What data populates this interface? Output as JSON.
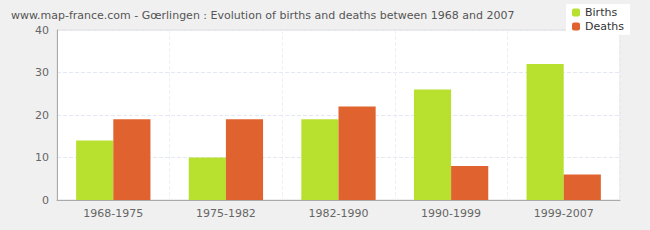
{
  "chart_data": {
    "type": "bar",
    "title": "www.map-france.com - Gœrlingen : Evolution of births and deaths between 1968 and 2007",
    "categories": [
      "1968-1975",
      "1975-1982",
      "1982-1990",
      "1990-1999",
      "1999-2007"
    ],
    "series": [
      {
        "name": "Births",
        "color": "#b8e02e",
        "values": [
          14,
          10,
          19,
          26,
          32
        ]
      },
      {
        "name": "Deaths",
        "color": "#e0622e",
        "values": [
          19,
          19,
          22,
          8,
          6
        ]
      }
    ],
    "ylim": [
      0,
      40
    ],
    "yticks": [
      0,
      10,
      20,
      30,
      40
    ],
    "grid": true,
    "legend": "upper right"
  }
}
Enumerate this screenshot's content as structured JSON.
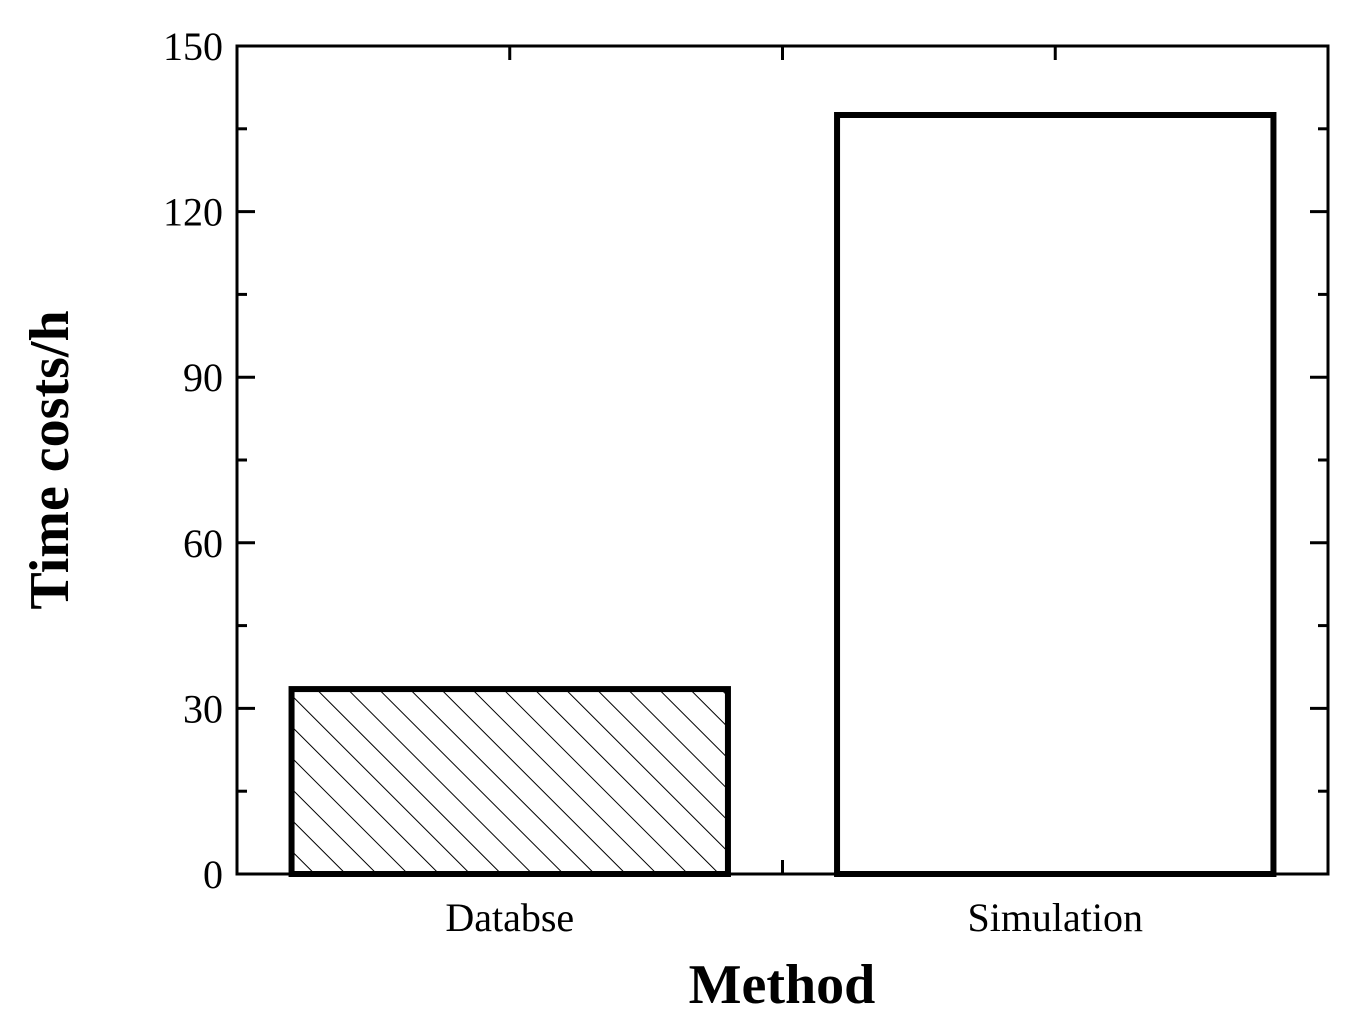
{
  "chart_data": {
    "type": "bar",
    "categories": [
      "Databse",
      "Simulation"
    ],
    "values": [
      33.5,
      137.5
    ],
    "bar_fills": [
      "hatched",
      "none"
    ],
    "xlabel": "Method",
    "ylabel": "Time costs/h",
    "ylim": [
      0,
      150
    ],
    "yticks": [
      0,
      30,
      60,
      90,
      120,
      150
    ],
    "grid": false,
    "legend": "none",
    "colors": {
      "stroke": "#000000",
      "background": "#ffffff"
    }
  }
}
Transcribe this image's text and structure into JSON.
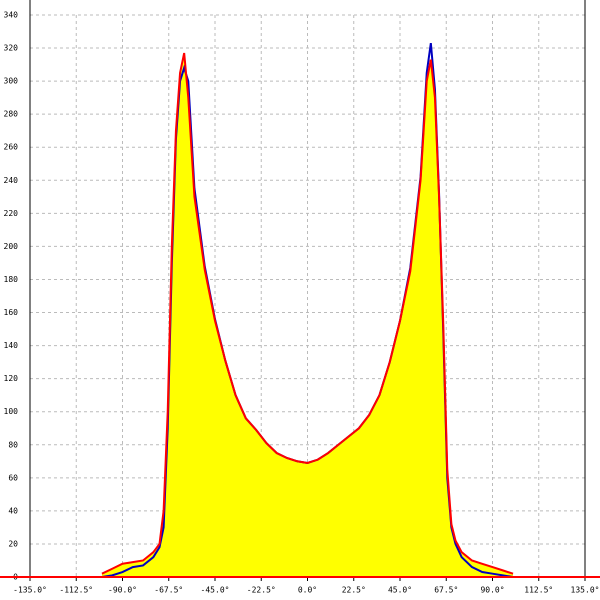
{
  "chart_data": {
    "type": "line",
    "x": [
      -100,
      -95,
      -90,
      -85,
      -80,
      -75,
      -72,
      -70,
      -68,
      -66,
      -64,
      -62,
      -60,
      -58,
      -55,
      -50,
      -45,
      -40,
      -35,
      -30,
      -25,
      -20,
      -15,
      -10,
      -5,
      0,
      5,
      10,
      15,
      20,
      25,
      30,
      35,
      40,
      45,
      50,
      55,
      58,
      60,
      62,
      64,
      66,
      68,
      70,
      72,
      75,
      80,
      85,
      90,
      95,
      100
    ],
    "series": [
      {
        "name": "Blue",
        "color": "#0000c0",
        "values": [
          0,
          1,
          3,
          6,
          7,
          12,
          18,
          30,
          90,
          190,
          265,
          300,
          308,
          300,
          235,
          188,
          156,
          131,
          110,
          96,
          89,
          81,
          75,
          72,
          70,
          69,
          71,
          75,
          80,
          85,
          90,
          98,
          110,
          130,
          155,
          187,
          242,
          305,
          323,
          295,
          232,
          150,
          60,
          30,
          20,
          12,
          6,
          3,
          2,
          1,
          0
        ]
      },
      {
        "name": "Red",
        "color": "#ff0000",
        "values": [
          2,
          5,
          8,
          9,
          10,
          15,
          20,
          40,
          100,
          200,
          270,
          305,
          317,
          290,
          230,
          186,
          155,
          131,
          110,
          96,
          89,
          81,
          75,
          72,
          70,
          69,
          71,
          75,
          80,
          85,
          90,
          98,
          110,
          130,
          155,
          185,
          240,
          300,
          313,
          290,
          230,
          155,
          65,
          32,
          22,
          15,
          10,
          8,
          6,
          4,
          2
        ]
      }
    ],
    "fill": "#ffff00",
    "xlim": [
      -135,
      135
    ],
    "ylim": [
      0,
      340
    ],
    "xticks": [
      {
        "value": -135,
        "label": "-135.0°"
      },
      {
        "value": -112.5,
        "label": "-112.5°"
      },
      {
        "value": -90,
        "label": "-90.0°"
      },
      {
        "value": -67.5,
        "label": "-67.5°"
      },
      {
        "value": -45,
        "label": "-45.0°"
      },
      {
        "value": -22.5,
        "label": "-22.5°"
      },
      {
        "value": 0,
        "label": "0.0°"
      },
      {
        "value": 22.5,
        "label": "22.5°"
      },
      {
        "value": 45,
        "label": "45.0°"
      },
      {
        "value": 67.5,
        "label": "67.5°"
      },
      {
        "value": 90,
        "label": "90.0°"
      },
      {
        "value": 112.5,
        "label": "112.5°"
      },
      {
        "value": 135,
        "label": "135.0°"
      }
    ],
    "yticks": [
      0,
      20,
      40,
      60,
      80,
      100,
      120,
      140,
      160,
      180,
      200,
      220,
      240,
      260,
      280,
      300,
      320,
      340
    ],
    "grid": true
  }
}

What you should do:
Each entry above should be reproduced exactly, with the pictures removed.

Result for this exercise:
What data populates this interface? Output as JSON.
{
  "chart_data": {
    "type": "bar",
    "title": "www.map-france.com - Gœrlingen : Evolution of births and deaths between 1968 and 2007",
    "categories": [
      "1968-1975",
      "1975-1982",
      "1982-1990",
      "1990-1999",
      "1999-2007"
    ],
    "series": [
      {
        "name": "Births",
        "color": "#b8e02e",
        "values": [
          14,
          10,
          19,
          26,
          32
        ]
      },
      {
        "name": "Deaths",
        "color": "#e0622e",
        "values": [
          19,
          19,
          22,
          8,
          6
        ]
      }
    ],
    "ylim": [
      0,
      40
    ],
    "yticks": [
      0,
      10,
      20,
      30,
      40
    ],
    "grid": true,
    "legend": "upper right"
  }
}
Enumerate this screenshot's content as structured JSON.
{
  "chart_data": {
    "type": "bar",
    "categories": [
      "Databse",
      "Simulation"
    ],
    "values": [
      33.5,
      137.5
    ],
    "bar_fills": [
      "hatched",
      "none"
    ],
    "xlabel": "Method",
    "ylabel": "Time costs/h",
    "ylim": [
      0,
      150
    ],
    "yticks": [
      0,
      30,
      60,
      90,
      120,
      150
    ],
    "grid": false,
    "legend": "none",
    "colors": {
      "stroke": "#000000",
      "background": "#ffffff"
    }
  }
}
Transcribe this image's text and structure into JSON.
{
  "chart_data": {
    "type": "line",
    "x": [
      -100,
      -95,
      -90,
      -85,
      -80,
      -75,
      -72,
      -70,
      -68,
      -66,
      -64,
      -62,
      -60,
      -58,
      -55,
      -50,
      -45,
      -40,
      -35,
      -30,
      -25,
      -20,
      -15,
      -10,
      -5,
      0,
      5,
      10,
      15,
      20,
      25,
      30,
      35,
      40,
      45,
      50,
      55,
      58,
      60,
      62,
      64,
      66,
      68,
      70,
      72,
      75,
      80,
      85,
      90,
      95,
      100
    ],
    "series": [
      {
        "name": "Blue",
        "color": "#0000c0",
        "values": [
          0,
          1,
          3,
          6,
          7,
          12,
          18,
          30,
          90,
          190,
          265,
          300,
          308,
          300,
          235,
          188,
          156,
          131,
          110,
          96,
          89,
          81,
          75,
          72,
          70,
          69,
          71,
          75,
          80,
          85,
          90,
          98,
          110,
          130,
          155,
          187,
          242,
          305,
          323,
          295,
          232,
          150,
          60,
          30,
          20,
          12,
          6,
          3,
          2,
          1,
          0
        ]
      },
      {
        "name": "Red",
        "color": "#ff0000",
        "values": [
          2,
          5,
          8,
          9,
          10,
          15,
          20,
          40,
          100,
          200,
          270,
          305,
          317,
          290,
          230,
          186,
          155,
          131,
          110,
          96,
          89,
          81,
          75,
          72,
          70,
          69,
          71,
          75,
          80,
          85,
          90,
          98,
          110,
          130,
          155,
          185,
          240,
          300,
          313,
          290,
          230,
          155,
          65,
          32,
          22,
          15,
          10,
          8,
          6,
          4,
          2
        ]
      }
    ],
    "fill": "#ffff00",
    "xlim": [
      -135,
      135
    ],
    "ylim": [
      0,
      340
    ],
    "xticks": [
      {
        "value": -135,
        "label": "-135.0°"
      },
      {
        "value": -112.5,
        "label": "-112.5°"
      },
      {
        "value": -90,
        "label": "-90.0°"
      },
      {
        "value": -67.5,
        "label": "-67.5°"
      },
      {
        "value": -45,
        "label": "-45.0°"
      },
      {
        "value": -22.5,
        "label": "-22.5°"
      },
      {
        "value": 0,
        "label": "0.0°"
      },
      {
        "value": 22.5,
        "label": "22.5°"
      },
      {
        "value": 45,
        "label": "45.0°"
      },
      {
        "value": 67.5,
        "label": "67.5°"
      },
      {
        "value": 90,
        "label": "90.0°"
      },
      {
        "value": 112.5,
        "label": "112.5°"
      },
      {
        "value": 135,
        "label": "135.0°"
      }
    ],
    "yticks": [
      0,
      20,
      40,
      60,
      80,
      100,
      120,
      140,
      160,
      180,
      200,
      220,
      240,
      260,
      280,
      300,
      320,
      340
    ],
    "grid": true
  }
}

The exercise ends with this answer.